Entries follow. Set all of them down as they stand.

Stored data -
--- START ---

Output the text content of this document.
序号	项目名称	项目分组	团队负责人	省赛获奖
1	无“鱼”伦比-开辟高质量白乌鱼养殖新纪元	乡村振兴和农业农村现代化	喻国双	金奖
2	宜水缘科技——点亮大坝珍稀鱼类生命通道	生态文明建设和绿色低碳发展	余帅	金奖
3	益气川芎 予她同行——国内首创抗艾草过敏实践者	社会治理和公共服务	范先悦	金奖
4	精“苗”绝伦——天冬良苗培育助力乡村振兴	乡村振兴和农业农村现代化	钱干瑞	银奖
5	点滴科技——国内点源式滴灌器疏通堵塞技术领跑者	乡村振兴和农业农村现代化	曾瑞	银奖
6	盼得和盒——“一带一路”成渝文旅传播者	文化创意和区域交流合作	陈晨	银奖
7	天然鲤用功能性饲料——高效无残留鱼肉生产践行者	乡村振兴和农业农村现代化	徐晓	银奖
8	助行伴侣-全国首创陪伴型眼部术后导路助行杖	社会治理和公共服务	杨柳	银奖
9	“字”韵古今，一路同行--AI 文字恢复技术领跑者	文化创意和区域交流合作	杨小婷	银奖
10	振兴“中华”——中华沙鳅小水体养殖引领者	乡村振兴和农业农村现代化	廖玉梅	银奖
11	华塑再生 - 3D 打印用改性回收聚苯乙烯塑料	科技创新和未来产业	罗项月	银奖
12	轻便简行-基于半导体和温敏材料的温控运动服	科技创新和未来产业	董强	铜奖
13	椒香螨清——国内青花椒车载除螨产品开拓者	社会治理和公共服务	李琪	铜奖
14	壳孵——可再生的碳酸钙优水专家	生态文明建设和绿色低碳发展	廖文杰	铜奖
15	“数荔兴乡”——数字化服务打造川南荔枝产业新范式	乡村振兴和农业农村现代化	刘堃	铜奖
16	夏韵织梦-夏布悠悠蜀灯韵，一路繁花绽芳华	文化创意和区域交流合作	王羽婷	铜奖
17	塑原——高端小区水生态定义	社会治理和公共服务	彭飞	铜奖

--- END ---

Worked answer -
Output the text content of this document.
序号	项目名称	项目分组	团队负责人	省赛获奖
1	无“鱼”伦比-开辟高质量白乌鱼养殖新纪元	乡村振兴和农业农村现代化	喻国双	金奖
2	宜水缘科技——点亮大坝珍稀鱼类生命通道	生态文明建设和绿色低碳发展	余帅	金奖
3	益气川芎 予她同行——国内首创抗艾草过敏实践者	社会治理和公共服务	范先悦	金奖
4	精“苗”绝伦——天冬良苗培育助力乡村振兴	乡村振兴和农业农村现代化	钱干瑞	银奖
5	点滴科技——国内点源式滴灌器疏通堵塞技术领跑者	乡村振兴和农业农村现代化	曾瑞	银奖
6	盼得和盒——“一带一路”成渝文旅传播者	文化创意和区域交流合作	陈晨	银奖
7	天然鲤用功能性饲料——高效无残留鱼肉生产践行者	乡村振兴和农业农村现代化	徐晓	银奖
8	助行伴侣-全国首创陪伴型眼部术后导路助行杖	社会治理和公共服务	杨柳	银奖
9	“字”韵古今，一路同行--AI 文字恢复技术领跑者	文化创意和区域交流合作	杨小婷	银奖
10	振兴“中华”——中华沙鳅小水体养殖引领者	乡村振兴和农业农村现代化	廖玉梅	银奖
11	华塑再生 - 3D 打印用改性回收聚苯乙烯塑料	科技创新和未来产业	罗项月	银奖
12	轻便简行-基于半导体和温敏材料的温控运动服	科技创新和未来产业	董强	铜奖
13	椒香螨清——国内青花椒车载除螨产品开拓者	社会治理和公共服务	李琪	铜奖
14	壳孵——可再生的碳酸钙优水专家	生态文明建设和绿色低碳发展	廖文杰	铜奖
15	“数荔兴乡”——数字化服务打造川南荔枝产业新范式	乡村振兴和农业农村现代化	刘堃	铜奖
16	夏韵织梦-夏布悠悠蜀灯韵，一路繁花绽芳华	文化创意和区域交流合作	王羽婷	铜奖
17	塑原——高端小区水生态定义	社会治理和公共服务	彭飞	铜奖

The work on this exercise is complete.